● **Given request**: Reproduce the lines of the material exactly, excluding every image.
--- START OF Entries provided ---
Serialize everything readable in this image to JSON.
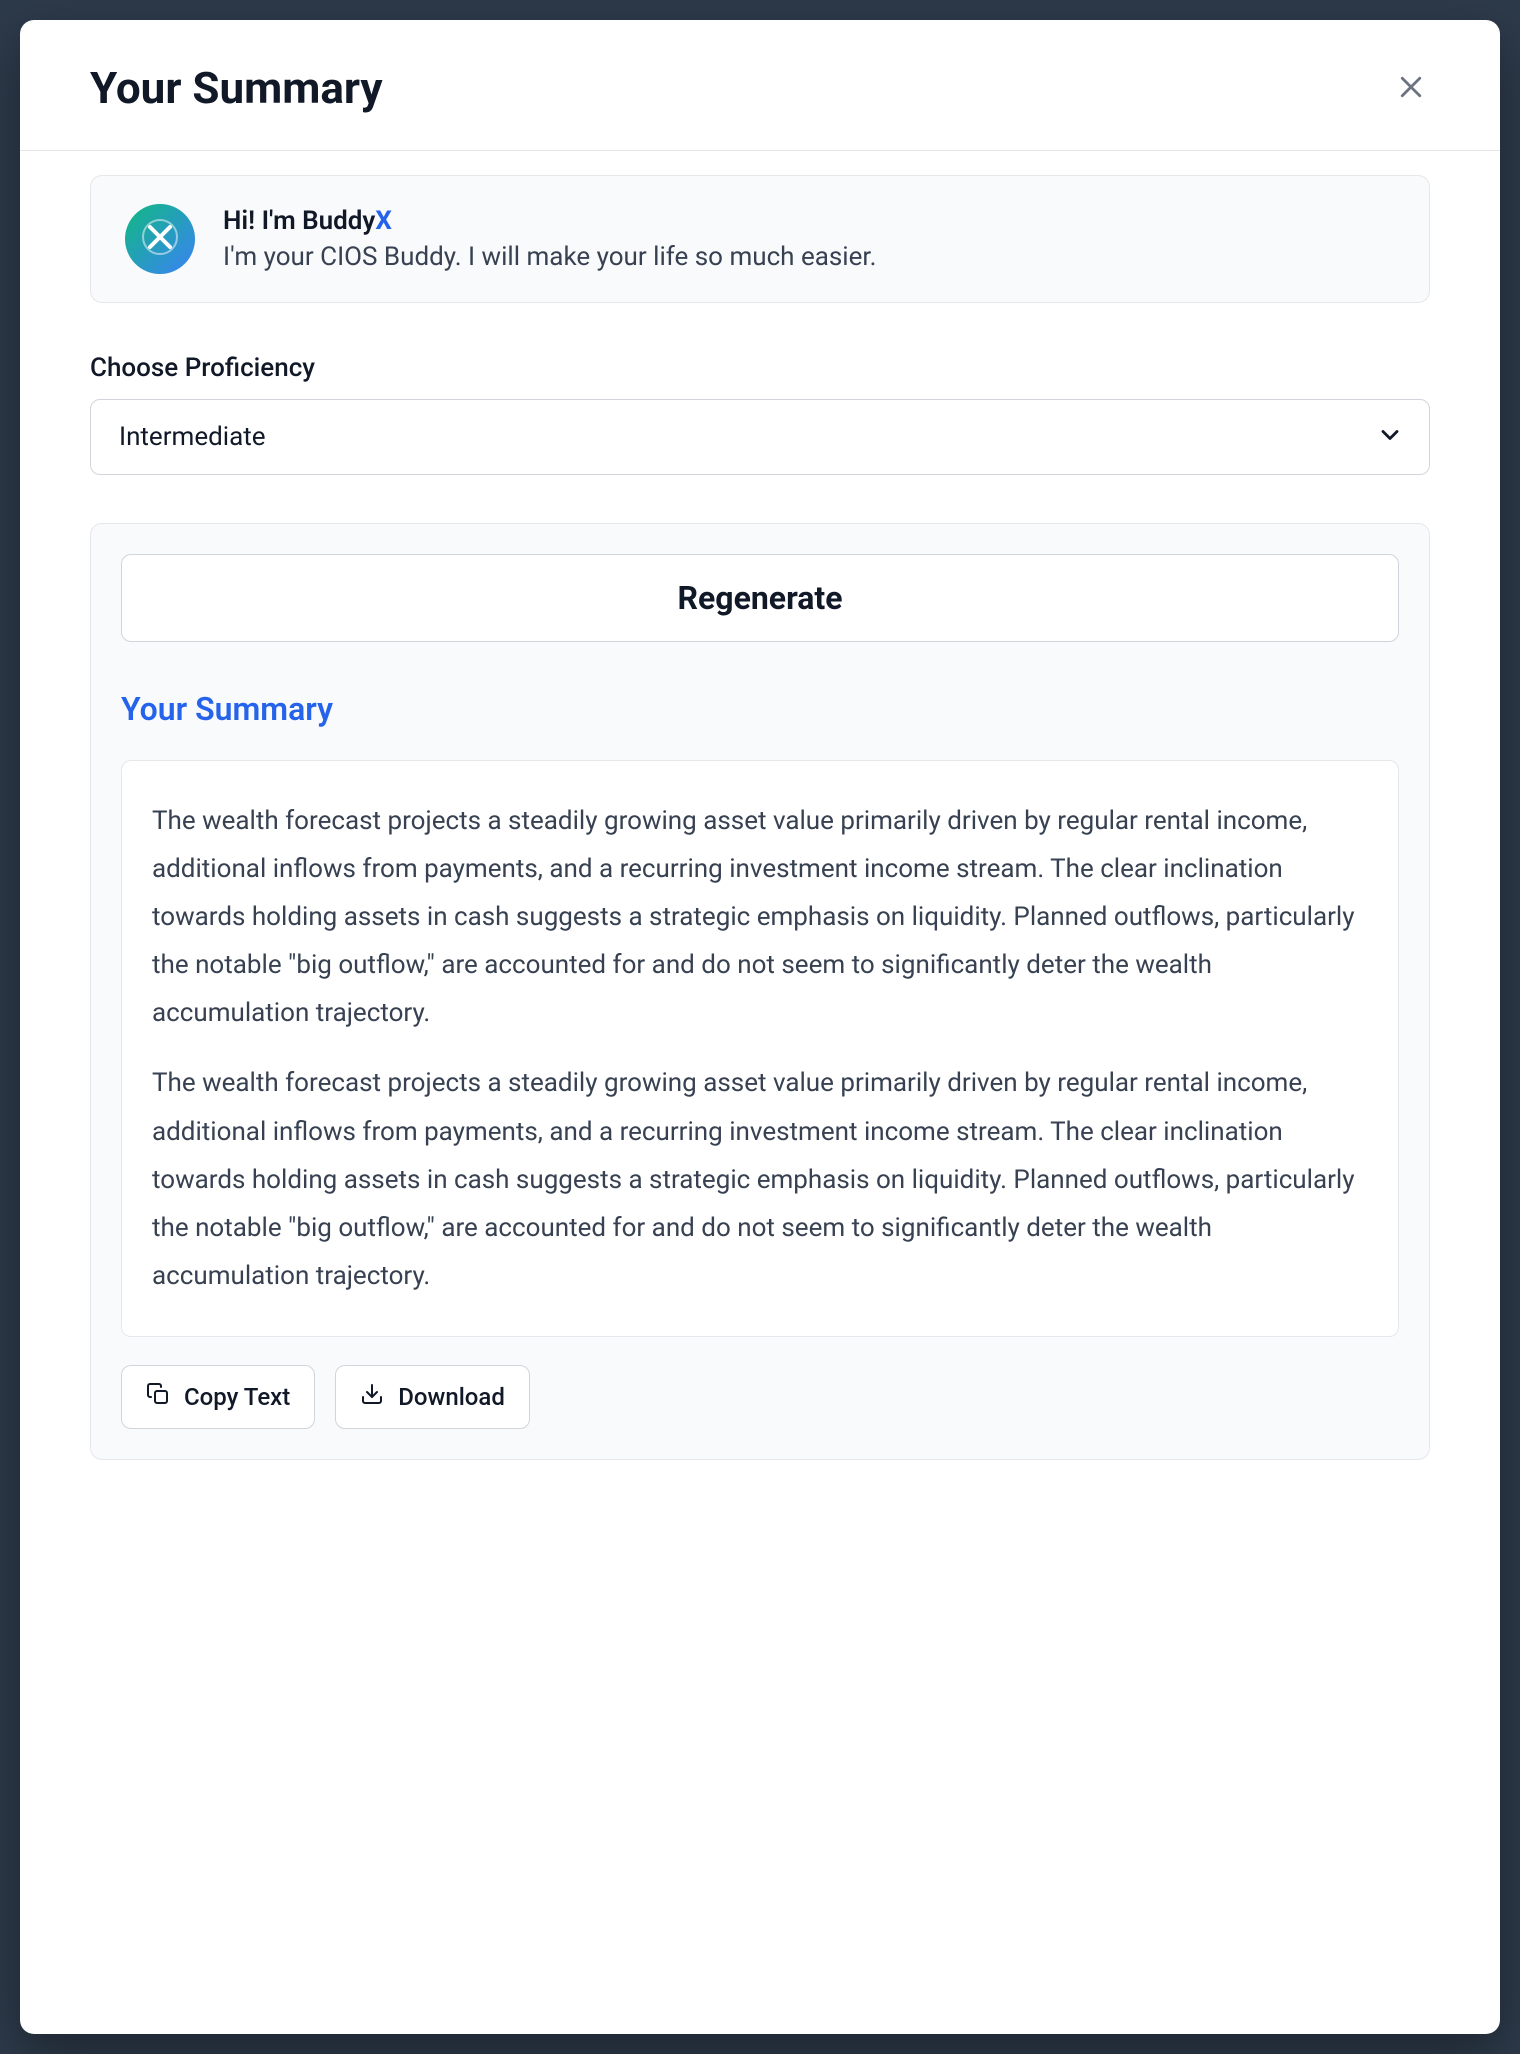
{
  "header": {
    "title": "Your Summary"
  },
  "intro": {
    "greeting_prefix": "Hi! I'm Buddy",
    "greeting_accent": "X",
    "subtitle": "I'm your CIOS Buddy. I will make your life so much easier."
  },
  "proficiency": {
    "label": "Choose Proficiency",
    "selected": "Intermediate"
  },
  "summary": {
    "regenerate_label": "Regenerate",
    "heading": "Your Summary",
    "paragraphs": [
      "The wealth forecast projects a steadily growing asset value primarily driven by regular rental income, additional inflows from payments, and a recurring investment income stream. The clear inclination towards holding assets in cash suggests a strategic emphasis on liquidity. Planned outflows, particularly the notable \"big outflow,\" are accounted for and do not seem to significantly deter the wealth accumulation trajectory.",
      "The wealth forecast projects a steadily growing asset value primarily driven by regular rental income, additional inflows from payments, and a recurring investment income stream. The clear inclination towards holding assets in cash suggests a strategic emphasis on liquidity. Planned outflows, particularly the notable \"big outflow,\" are accounted for and do not seem to significantly deter the wealth accumulation trajectory."
    ],
    "actions": {
      "copy_label": "Copy Text",
      "download_label": "Download"
    }
  }
}
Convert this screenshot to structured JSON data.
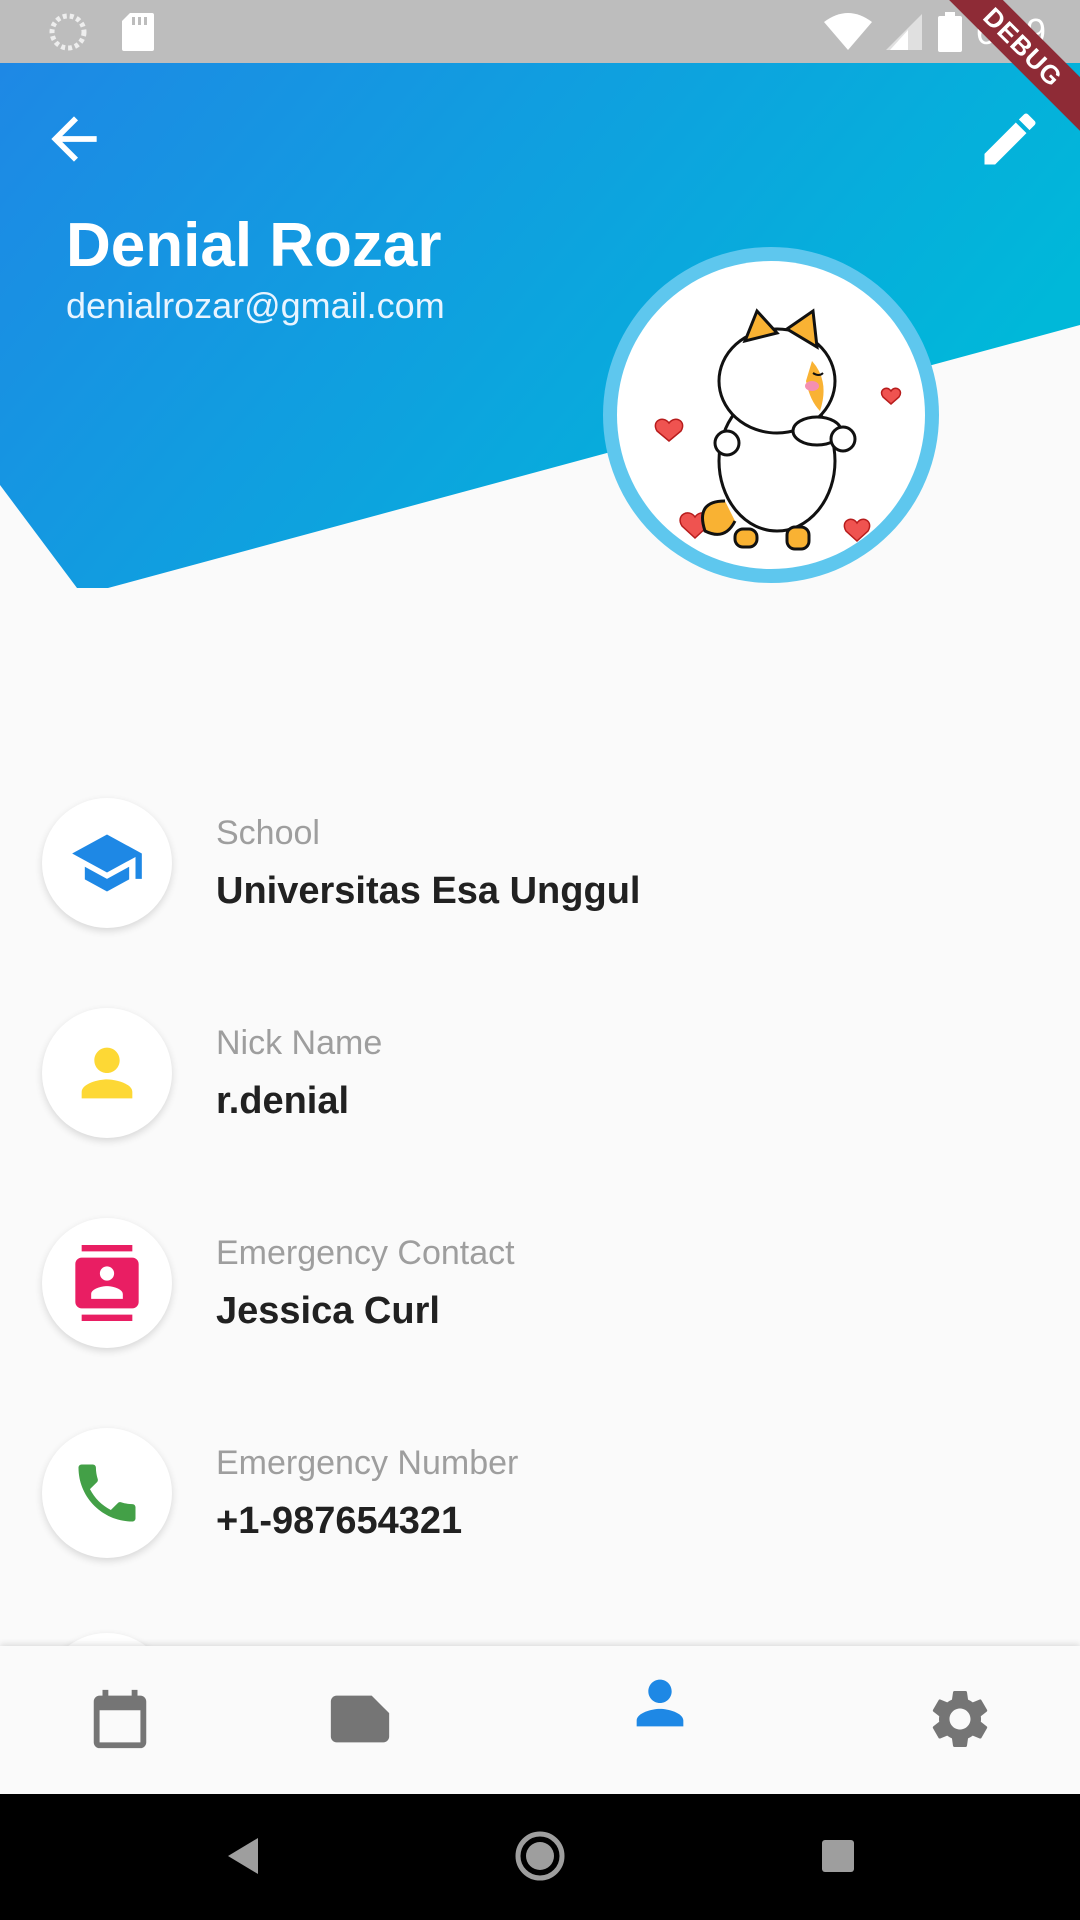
{
  "status_bar": {
    "time": "6:49",
    "icons": [
      "sync-icon",
      "sd-card-icon",
      "wifi-icon",
      "cell-signal-icon",
      "battery-icon"
    ]
  },
  "debug_banner": "DEBUG",
  "header": {
    "name": "Denial Rozar",
    "email": "denialrozar@gmail.com",
    "gradient_start": "#1e88e5",
    "gradient_end": "#00b8d9"
  },
  "info_items": [
    {
      "label": "School",
      "value": "Universitas Esa Unggul",
      "icon": "school-icon",
      "color": "#1e88e5"
    },
    {
      "label": "Nick Name",
      "value": "r.denial",
      "icon": "person-icon",
      "color": "#fdd835"
    },
    {
      "label": "Emergency Contact",
      "value": "Jessica Curl",
      "icon": "contact-card-icon",
      "color": "#e91e63"
    },
    {
      "label": "Emergency Number",
      "value": "+1-987654321",
      "icon": "phone-icon",
      "color": "#43a047"
    }
  ],
  "bottom_nav": {
    "items": [
      {
        "icon": "calendar-icon",
        "active": false
      },
      {
        "icon": "note-icon",
        "active": false
      },
      {
        "icon": "person-icon",
        "active": true
      },
      {
        "icon": "settings-icon",
        "active": false
      }
    ],
    "active_color": "#1e88e5",
    "inactive_color": "#757575"
  },
  "system_nav": [
    "back-triangle-icon",
    "home-circle-icon",
    "recents-square-icon"
  ]
}
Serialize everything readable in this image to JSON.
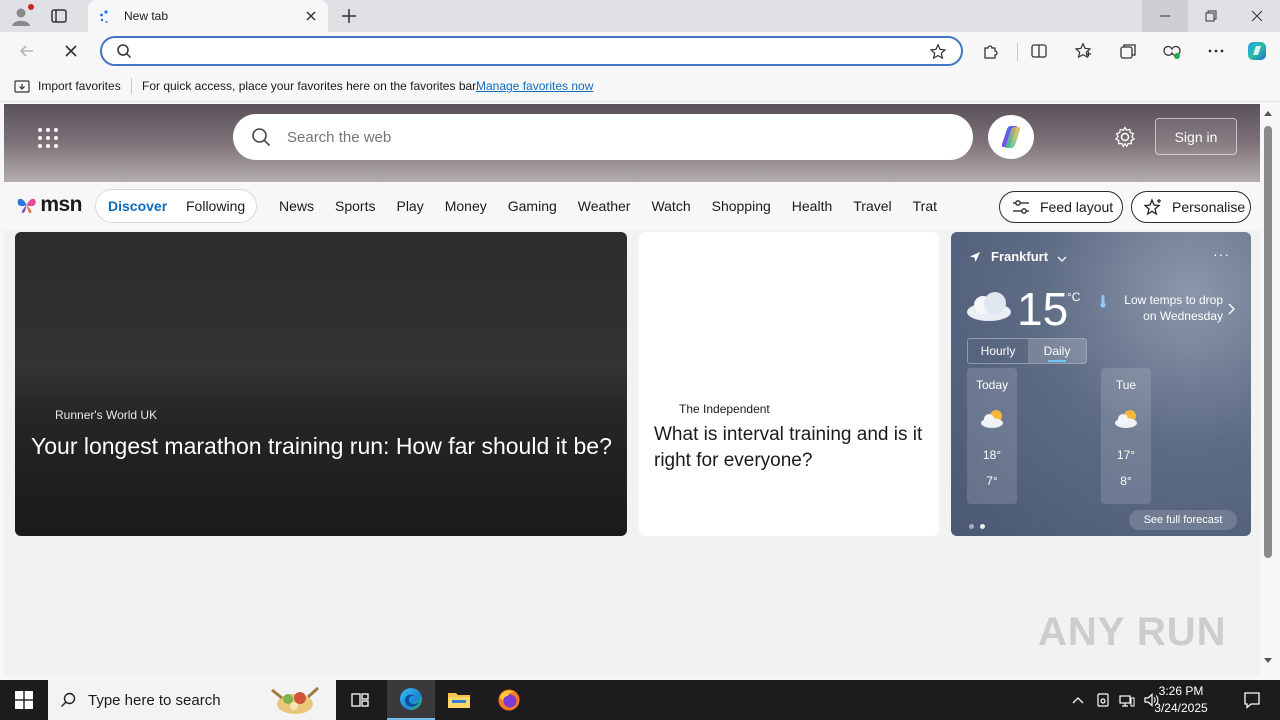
{
  "browser": {
    "tab_title": "New tab",
    "omnibox_value": "",
    "favorites_bar": {
      "import_label": "Import favorites",
      "message": "For quick access, place your favorites here on the favorites bar.",
      "manage_link": "Manage favorites now"
    }
  },
  "msn": {
    "search_placeholder": "Search the web",
    "sign_in": "Sign in",
    "logo_text": "msn",
    "feed_tabs": [
      "Discover",
      "Following"
    ],
    "nav_links": [
      "News",
      "Sports",
      "Play",
      "Money",
      "Gaming",
      "Weather",
      "Watch",
      "Shopping",
      "Health",
      "Travel",
      "Trat"
    ],
    "feed_layout": "Feed layout",
    "personalise": "Personalise",
    "cards": [
      {
        "source": "Runner's World UK",
        "headline": "Your longest marathon training run: How far should it be?"
      },
      {
        "source": "The Independent",
        "headline": "What is interval training and is it right for everyone?"
      }
    ],
    "weather": {
      "location": "Frankfurt",
      "temp": "15",
      "unit": "°C",
      "alert": "Low temps to drop on Wednesday",
      "toggle": [
        "Hourly",
        "Daily"
      ],
      "days": [
        {
          "name": "Today",
          "high": "18°",
          "low": "7°"
        },
        {
          "name": "Tue",
          "high": "17°",
          "low": "8°"
        }
      ],
      "full_forecast": "See full forecast"
    }
  },
  "watermark": "ANY RUN",
  "taskbar": {
    "search_text": "Type here to search",
    "time": "3:26 PM",
    "date": "3/24/2025"
  },
  "colors": {
    "accent": "#0f6cbd",
    "omnibox_border": "#3f76c5",
    "taskbar": "#1c1c1e"
  }
}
--- END OF Entries provided ---
● **Task output**:
Serialize everything readable in this image to JSON.
{
  "header": {
    "title": "Your Summary"
  },
  "intro": {
    "greeting_prefix": "Hi! I'm Buddy",
    "greeting_accent": "X",
    "subtitle": "I'm your CIOS Buddy. I will make your life so much easier."
  },
  "proficiency": {
    "label": "Choose Proficiency",
    "selected": "Intermediate"
  },
  "summary": {
    "regenerate_label": "Regenerate",
    "heading": "Your Summary",
    "paragraphs": [
      "The wealth forecast projects a steadily growing asset value primarily driven by regular rental income, additional inflows from payments, and a recurring investment income stream. The clear inclination towards holding assets in cash suggests a strategic emphasis on liquidity. Planned outflows, particularly the notable \"big outflow,\" are accounted for and do not seem to significantly deter the wealth accumulation trajectory.",
      "The wealth forecast projects a steadily growing asset value primarily driven by regular rental income, additional inflows from payments, and a recurring investment income stream. The clear inclination towards holding assets in cash suggests a strategic emphasis on liquidity. Planned outflows, particularly the notable \"big outflow,\" are accounted for and do not seem to significantly deter the wealth accumulation trajectory."
    ],
    "actions": {
      "copy_label": "Copy Text",
      "download_label": "Download"
    }
  }
}
Convert this screenshot to structured JSON data.
{
  "status_bar": {
    "time": "6:49",
    "icons": [
      "sync-icon",
      "sd-card-icon",
      "wifi-icon",
      "cell-signal-icon",
      "battery-icon"
    ]
  },
  "debug_banner": "DEBUG",
  "header": {
    "name": "Denial Rozar",
    "email": "denialrozar@gmail.com",
    "gradient_start": "#1e88e5",
    "gradient_end": "#00b8d9"
  },
  "info_items": [
    {
      "label": "School",
      "value": "Universitas Esa Unggul",
      "icon": "school-icon",
      "color": "#1e88e5"
    },
    {
      "label": "Nick Name",
      "value": "r.denial",
      "icon": "person-icon",
      "color": "#fdd835"
    },
    {
      "label": "Emergency Contact",
      "value": "Jessica Curl",
      "icon": "contact-card-icon",
      "color": "#e91e63"
    },
    {
      "label": "Emergency Number",
      "value": "+1-987654321",
      "icon": "phone-icon",
      "color": "#43a047"
    }
  ],
  "bottom_nav": {
    "items": [
      {
        "icon": "calendar-icon",
        "active": false
      },
      {
        "icon": "note-icon",
        "active": false
      },
      {
        "icon": "person-icon",
        "active": true
      },
      {
        "icon": "settings-icon",
        "active": false
      }
    ],
    "active_color": "#1e88e5",
    "inactive_color": "#757575"
  },
  "system_nav": [
    "back-triangle-icon",
    "home-circle-icon",
    "recents-square-icon"
  ]
}
Serialize everything readable in this image to JSON.
{
  "browser": {
    "tab_title": "New tab",
    "omnibox_value": "",
    "favorites_bar": {
      "import_label": "Import favorites",
      "message": "For quick access, place your favorites here on the favorites bar.",
      "manage_link": "Manage favorites now"
    }
  },
  "msn": {
    "search_placeholder": "Search the web",
    "sign_in": "Sign in",
    "logo_text": "msn",
    "feed_tabs": [
      "Discover",
      "Following"
    ],
    "nav_links": [
      "News",
      "Sports",
      "Play",
      "Money",
      "Gaming",
      "Weather",
      "Watch",
      "Shopping",
      "Health",
      "Travel",
      "Trat"
    ],
    "feed_layout": "Feed layout",
    "personalise": "Personalise",
    "cards": [
      {
        "source": "Runner's World UK",
        "headline": "Your longest marathon training run: How far should it be?"
      },
      {
        "source": "The Independent",
        "headline": "What is interval training and is it right for everyone?"
      }
    ],
    "weather": {
      "location": "Frankfurt",
      "temp": "15",
      "unit": "°C",
      "alert": "Low temps to drop on Wednesday",
      "toggle": [
        "Hourly",
        "Daily"
      ],
      "days": [
        {
          "name": "Today",
          "high": "18°",
          "low": "7°"
        },
        {
          "name": "Tue",
          "high": "17°",
          "low": "8°"
        }
      ],
      "full_forecast": "See full forecast"
    }
  },
  "watermark": "ANY RUN",
  "taskbar": {
    "search_text": "Type here to search",
    "time": "3:26 PM",
    "date": "3/24/2025"
  },
  "colors": {
    "accent": "#0f6cbd",
    "omnibox_border": "#3f76c5",
    "taskbar": "#1c1c1e"
  }
}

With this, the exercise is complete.